The request:
Copy each line of the records that holds the string "JSON".

:: Records for this task ::

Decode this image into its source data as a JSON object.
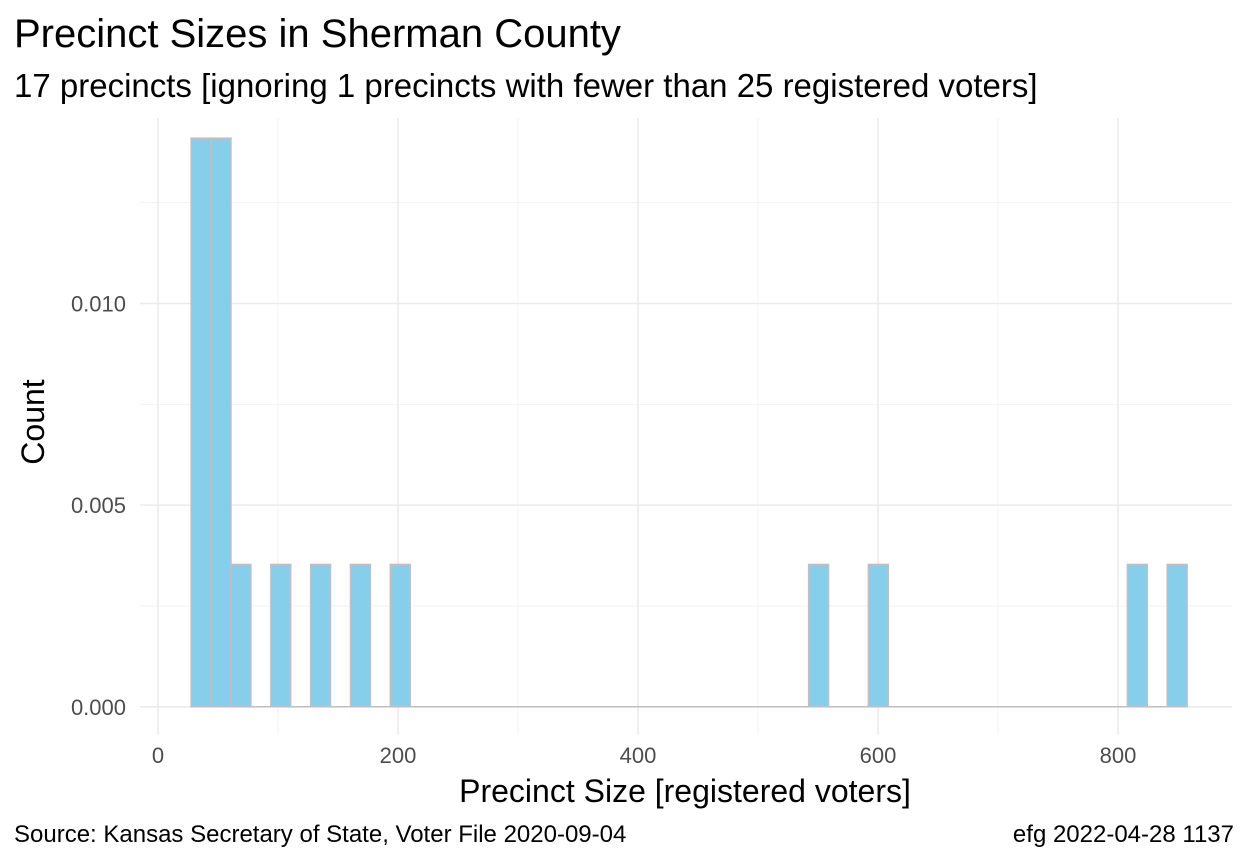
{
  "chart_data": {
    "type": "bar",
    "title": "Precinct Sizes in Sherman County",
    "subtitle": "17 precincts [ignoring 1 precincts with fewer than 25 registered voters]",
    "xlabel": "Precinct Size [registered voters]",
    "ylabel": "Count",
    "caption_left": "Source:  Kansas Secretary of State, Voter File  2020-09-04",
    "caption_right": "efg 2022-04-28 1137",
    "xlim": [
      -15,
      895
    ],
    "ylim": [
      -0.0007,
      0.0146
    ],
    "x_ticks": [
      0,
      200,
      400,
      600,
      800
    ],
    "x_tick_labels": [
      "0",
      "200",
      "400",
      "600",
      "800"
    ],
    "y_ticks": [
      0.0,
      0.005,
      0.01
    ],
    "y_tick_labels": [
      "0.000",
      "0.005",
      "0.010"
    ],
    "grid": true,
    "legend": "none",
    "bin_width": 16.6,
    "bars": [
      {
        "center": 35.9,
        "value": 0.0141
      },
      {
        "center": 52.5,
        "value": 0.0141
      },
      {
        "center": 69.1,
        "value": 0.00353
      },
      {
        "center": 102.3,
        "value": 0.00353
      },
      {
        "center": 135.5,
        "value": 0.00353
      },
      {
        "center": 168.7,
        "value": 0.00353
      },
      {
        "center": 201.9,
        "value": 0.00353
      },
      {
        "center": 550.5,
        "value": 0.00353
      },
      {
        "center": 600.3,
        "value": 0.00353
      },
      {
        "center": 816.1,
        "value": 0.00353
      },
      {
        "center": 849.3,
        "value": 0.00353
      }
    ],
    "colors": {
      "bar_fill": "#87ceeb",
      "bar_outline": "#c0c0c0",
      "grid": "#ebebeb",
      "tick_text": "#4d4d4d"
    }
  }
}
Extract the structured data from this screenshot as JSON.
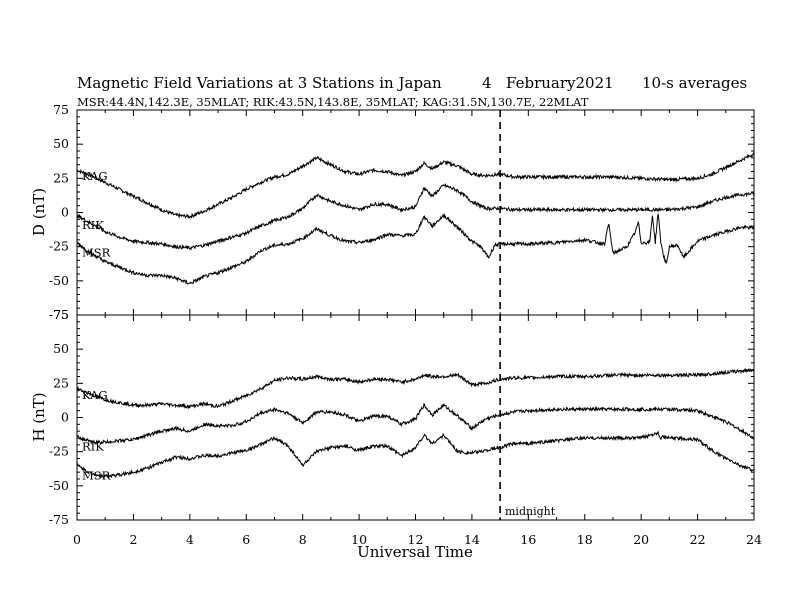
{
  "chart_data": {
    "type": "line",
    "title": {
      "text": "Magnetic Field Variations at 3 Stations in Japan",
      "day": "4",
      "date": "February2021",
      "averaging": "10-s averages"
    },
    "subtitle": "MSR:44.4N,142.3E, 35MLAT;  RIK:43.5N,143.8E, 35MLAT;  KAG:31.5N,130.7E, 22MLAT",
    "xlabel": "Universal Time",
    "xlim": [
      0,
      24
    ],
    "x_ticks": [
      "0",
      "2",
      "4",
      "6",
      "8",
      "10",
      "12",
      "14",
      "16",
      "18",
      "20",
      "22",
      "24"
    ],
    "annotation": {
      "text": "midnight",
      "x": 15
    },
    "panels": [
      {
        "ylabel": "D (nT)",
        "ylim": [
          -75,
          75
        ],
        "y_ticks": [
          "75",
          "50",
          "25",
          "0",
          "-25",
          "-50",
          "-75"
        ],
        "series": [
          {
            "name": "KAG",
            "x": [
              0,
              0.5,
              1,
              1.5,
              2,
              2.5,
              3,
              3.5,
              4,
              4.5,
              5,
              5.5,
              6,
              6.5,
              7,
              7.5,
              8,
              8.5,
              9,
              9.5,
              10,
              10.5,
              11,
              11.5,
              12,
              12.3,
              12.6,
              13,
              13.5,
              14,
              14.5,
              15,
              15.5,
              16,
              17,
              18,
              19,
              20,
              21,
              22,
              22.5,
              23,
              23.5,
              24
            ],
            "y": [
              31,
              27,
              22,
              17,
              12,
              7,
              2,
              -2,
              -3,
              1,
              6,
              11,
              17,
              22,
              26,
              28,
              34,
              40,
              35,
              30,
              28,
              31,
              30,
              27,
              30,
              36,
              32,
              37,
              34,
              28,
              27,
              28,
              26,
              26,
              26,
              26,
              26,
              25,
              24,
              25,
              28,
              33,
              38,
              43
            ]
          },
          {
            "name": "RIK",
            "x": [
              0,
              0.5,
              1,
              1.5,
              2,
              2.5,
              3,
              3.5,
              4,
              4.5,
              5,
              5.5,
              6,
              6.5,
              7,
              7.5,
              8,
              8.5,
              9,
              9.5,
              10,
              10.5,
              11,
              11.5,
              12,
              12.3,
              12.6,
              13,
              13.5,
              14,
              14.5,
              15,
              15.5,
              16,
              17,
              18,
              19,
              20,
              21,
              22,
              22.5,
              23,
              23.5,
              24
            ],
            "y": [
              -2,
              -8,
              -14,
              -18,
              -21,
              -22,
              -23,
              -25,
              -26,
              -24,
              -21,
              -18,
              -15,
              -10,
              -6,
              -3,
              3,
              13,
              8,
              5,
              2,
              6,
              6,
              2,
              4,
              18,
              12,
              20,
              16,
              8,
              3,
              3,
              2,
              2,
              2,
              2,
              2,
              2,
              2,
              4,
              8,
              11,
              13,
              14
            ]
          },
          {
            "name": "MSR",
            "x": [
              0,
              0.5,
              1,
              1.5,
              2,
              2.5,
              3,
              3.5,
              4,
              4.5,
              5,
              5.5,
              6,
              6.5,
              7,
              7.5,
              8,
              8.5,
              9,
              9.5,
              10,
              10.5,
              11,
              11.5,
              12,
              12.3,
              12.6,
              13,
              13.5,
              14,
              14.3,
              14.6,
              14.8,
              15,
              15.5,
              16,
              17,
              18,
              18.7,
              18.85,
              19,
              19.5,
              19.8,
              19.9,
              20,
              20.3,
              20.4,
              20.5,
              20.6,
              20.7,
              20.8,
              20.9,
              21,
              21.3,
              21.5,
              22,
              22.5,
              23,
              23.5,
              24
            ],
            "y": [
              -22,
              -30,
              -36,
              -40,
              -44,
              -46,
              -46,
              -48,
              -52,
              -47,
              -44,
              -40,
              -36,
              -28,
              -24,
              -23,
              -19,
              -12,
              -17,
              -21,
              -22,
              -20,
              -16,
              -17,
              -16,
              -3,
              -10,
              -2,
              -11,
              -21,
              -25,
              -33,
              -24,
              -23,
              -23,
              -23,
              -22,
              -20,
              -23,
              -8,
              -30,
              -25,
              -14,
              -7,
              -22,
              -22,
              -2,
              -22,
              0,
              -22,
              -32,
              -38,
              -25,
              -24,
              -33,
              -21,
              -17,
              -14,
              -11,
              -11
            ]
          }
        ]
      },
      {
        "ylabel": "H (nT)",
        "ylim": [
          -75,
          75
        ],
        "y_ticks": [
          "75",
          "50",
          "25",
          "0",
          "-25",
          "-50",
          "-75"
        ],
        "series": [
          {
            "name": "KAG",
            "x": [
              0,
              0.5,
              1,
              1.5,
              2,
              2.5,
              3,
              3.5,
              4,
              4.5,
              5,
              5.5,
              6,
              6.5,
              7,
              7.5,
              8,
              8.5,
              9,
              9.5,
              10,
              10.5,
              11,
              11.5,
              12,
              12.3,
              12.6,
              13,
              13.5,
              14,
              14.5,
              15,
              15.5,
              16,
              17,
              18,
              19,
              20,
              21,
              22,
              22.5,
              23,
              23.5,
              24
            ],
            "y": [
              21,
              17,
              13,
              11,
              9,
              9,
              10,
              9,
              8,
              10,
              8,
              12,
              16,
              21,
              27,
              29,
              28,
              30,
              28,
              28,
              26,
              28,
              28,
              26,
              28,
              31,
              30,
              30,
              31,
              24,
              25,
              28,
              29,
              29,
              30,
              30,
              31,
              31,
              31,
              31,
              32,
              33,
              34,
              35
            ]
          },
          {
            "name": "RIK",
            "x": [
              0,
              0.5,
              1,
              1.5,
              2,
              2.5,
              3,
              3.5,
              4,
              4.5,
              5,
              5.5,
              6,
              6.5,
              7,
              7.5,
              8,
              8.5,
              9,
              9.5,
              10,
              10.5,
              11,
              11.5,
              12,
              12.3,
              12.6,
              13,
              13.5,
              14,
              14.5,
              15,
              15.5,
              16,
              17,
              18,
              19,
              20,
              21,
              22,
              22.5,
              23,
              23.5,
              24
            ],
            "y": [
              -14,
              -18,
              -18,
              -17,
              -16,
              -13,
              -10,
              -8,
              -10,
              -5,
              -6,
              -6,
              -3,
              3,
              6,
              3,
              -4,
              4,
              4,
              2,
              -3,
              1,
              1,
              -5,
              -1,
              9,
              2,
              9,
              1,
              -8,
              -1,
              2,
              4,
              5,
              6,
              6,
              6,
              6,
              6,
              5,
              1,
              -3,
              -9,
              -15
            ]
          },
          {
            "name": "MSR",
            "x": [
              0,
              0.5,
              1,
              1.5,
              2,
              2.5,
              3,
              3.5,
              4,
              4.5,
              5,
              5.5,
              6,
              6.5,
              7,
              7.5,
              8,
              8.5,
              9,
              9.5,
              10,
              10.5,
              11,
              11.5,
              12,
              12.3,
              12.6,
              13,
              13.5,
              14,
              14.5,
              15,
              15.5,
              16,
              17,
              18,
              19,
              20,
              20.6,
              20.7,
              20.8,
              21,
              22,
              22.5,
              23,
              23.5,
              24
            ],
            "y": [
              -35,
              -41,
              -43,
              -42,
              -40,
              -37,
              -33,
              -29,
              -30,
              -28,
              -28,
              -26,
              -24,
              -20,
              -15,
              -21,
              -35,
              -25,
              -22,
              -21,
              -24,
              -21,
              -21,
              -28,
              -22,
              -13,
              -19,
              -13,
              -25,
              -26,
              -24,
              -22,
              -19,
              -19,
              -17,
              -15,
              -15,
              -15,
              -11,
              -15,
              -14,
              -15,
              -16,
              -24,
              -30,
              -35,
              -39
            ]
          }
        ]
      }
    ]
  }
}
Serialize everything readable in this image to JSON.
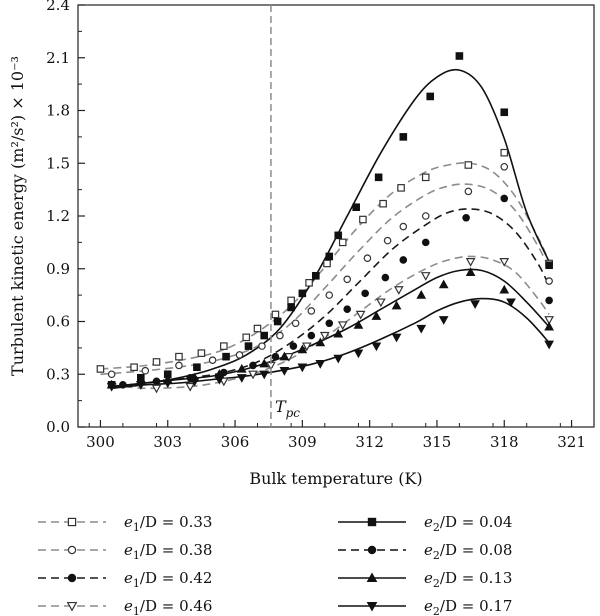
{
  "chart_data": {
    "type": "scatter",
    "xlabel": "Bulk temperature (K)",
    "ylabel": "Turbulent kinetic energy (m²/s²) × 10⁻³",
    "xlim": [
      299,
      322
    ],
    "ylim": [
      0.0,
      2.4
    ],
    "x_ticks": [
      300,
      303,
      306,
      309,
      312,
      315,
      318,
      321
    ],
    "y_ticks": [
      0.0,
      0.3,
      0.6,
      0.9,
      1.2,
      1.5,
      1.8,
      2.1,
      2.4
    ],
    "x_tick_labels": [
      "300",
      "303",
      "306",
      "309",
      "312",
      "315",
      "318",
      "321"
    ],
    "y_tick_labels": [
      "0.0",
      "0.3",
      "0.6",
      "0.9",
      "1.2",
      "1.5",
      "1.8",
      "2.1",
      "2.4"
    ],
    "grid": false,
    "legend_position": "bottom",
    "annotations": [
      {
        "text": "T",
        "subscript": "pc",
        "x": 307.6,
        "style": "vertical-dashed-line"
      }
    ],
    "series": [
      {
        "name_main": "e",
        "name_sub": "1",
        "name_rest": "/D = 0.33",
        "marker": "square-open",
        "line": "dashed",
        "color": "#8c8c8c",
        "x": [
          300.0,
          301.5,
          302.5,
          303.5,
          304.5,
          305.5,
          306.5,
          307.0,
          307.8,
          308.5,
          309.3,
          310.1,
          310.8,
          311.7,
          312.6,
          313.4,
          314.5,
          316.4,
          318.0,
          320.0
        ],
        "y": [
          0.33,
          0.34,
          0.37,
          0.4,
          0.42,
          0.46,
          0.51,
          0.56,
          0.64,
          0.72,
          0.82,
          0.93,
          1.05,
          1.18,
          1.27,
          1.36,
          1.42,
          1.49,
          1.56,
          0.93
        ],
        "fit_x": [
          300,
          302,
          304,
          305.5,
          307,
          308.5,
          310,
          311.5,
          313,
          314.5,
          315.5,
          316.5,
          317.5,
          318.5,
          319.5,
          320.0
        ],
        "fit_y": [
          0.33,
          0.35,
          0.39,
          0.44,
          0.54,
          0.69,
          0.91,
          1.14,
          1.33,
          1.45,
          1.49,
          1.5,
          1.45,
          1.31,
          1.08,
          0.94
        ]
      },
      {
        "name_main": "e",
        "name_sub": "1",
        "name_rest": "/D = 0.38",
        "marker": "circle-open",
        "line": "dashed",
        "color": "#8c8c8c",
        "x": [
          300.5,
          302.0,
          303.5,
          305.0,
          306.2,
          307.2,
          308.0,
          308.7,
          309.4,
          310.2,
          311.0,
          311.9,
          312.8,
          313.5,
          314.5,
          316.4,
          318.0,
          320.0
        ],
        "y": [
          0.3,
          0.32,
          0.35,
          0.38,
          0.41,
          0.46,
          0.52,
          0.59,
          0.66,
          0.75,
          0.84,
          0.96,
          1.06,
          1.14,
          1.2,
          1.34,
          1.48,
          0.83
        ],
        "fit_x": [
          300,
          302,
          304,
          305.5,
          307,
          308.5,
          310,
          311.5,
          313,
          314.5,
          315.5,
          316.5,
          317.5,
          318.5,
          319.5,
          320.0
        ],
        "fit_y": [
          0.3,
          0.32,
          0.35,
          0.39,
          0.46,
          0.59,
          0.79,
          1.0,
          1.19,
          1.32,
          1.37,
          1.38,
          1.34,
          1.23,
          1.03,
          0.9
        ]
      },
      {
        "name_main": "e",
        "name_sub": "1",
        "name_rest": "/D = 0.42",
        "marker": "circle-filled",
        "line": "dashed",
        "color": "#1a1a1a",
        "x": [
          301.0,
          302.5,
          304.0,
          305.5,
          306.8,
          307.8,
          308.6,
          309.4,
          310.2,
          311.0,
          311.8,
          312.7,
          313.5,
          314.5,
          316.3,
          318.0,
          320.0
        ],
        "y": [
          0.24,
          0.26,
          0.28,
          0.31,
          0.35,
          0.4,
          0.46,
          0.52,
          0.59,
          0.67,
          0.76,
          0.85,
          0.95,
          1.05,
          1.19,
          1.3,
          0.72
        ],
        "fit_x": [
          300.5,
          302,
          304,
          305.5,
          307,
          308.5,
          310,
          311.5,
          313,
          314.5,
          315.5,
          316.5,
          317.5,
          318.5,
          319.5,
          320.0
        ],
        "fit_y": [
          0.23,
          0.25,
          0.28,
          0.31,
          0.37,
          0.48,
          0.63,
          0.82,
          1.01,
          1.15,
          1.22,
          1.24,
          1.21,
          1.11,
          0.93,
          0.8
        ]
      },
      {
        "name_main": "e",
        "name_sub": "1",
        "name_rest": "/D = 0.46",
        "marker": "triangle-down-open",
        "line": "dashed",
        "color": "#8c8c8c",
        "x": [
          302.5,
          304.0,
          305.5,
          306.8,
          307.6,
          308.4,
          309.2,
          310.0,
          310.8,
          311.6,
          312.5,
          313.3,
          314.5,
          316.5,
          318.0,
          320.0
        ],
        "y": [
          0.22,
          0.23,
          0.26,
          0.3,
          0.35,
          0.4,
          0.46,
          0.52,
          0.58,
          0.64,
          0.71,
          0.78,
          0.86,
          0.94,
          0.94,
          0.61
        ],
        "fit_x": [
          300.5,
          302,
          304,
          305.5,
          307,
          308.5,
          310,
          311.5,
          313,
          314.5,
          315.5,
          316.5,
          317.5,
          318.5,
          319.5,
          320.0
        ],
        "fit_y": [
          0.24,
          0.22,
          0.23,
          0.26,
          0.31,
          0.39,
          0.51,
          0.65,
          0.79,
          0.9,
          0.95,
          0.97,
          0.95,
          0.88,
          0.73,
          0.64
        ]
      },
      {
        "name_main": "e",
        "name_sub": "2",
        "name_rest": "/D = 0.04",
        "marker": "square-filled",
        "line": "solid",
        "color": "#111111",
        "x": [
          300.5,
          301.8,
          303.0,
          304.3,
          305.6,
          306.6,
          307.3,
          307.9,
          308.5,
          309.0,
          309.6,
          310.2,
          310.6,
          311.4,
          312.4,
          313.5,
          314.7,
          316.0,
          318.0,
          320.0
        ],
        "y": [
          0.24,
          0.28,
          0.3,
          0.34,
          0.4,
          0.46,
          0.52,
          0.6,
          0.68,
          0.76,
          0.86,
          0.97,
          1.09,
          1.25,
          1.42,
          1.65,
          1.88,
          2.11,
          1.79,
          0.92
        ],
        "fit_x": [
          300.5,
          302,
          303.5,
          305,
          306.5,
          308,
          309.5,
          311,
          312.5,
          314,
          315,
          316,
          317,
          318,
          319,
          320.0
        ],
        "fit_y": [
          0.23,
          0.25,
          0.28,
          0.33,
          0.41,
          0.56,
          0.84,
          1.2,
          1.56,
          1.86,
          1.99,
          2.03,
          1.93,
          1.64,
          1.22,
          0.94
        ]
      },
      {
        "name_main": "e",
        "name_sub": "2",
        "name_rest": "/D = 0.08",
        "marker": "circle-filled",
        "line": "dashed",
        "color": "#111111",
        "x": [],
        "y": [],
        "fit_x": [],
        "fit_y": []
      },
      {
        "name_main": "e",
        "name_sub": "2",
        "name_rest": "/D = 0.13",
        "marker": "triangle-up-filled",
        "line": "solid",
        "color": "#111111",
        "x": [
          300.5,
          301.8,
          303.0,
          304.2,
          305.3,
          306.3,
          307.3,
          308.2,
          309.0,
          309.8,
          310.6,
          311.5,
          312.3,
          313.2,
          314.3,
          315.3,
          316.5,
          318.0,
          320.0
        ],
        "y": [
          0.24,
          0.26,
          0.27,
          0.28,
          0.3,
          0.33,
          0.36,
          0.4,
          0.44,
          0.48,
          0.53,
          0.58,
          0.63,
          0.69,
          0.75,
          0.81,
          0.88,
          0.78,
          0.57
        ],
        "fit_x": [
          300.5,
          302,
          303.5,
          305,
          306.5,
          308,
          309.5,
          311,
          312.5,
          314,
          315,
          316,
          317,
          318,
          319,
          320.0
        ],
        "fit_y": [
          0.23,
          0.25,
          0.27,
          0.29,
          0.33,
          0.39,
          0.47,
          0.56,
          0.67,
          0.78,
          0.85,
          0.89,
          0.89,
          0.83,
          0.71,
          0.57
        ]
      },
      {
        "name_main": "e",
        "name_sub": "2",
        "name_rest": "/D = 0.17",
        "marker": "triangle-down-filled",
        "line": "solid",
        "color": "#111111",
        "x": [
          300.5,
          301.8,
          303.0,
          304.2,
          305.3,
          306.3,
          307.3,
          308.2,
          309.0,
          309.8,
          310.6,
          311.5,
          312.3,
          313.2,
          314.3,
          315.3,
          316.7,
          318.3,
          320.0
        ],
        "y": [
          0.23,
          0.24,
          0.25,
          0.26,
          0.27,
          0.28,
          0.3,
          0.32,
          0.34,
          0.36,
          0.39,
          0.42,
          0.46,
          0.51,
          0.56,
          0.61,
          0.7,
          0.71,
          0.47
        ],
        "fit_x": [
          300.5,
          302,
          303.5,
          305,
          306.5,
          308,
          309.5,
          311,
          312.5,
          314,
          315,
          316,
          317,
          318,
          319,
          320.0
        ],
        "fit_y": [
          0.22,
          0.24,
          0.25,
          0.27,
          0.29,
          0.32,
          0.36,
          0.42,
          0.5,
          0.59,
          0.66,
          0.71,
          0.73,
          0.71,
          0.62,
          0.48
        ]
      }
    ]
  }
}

:::

Response below:
Decode this image into its source data as a JSON object.
Extract the structured data from this screenshot as JSON.
Serialize everything readable in this image to JSON.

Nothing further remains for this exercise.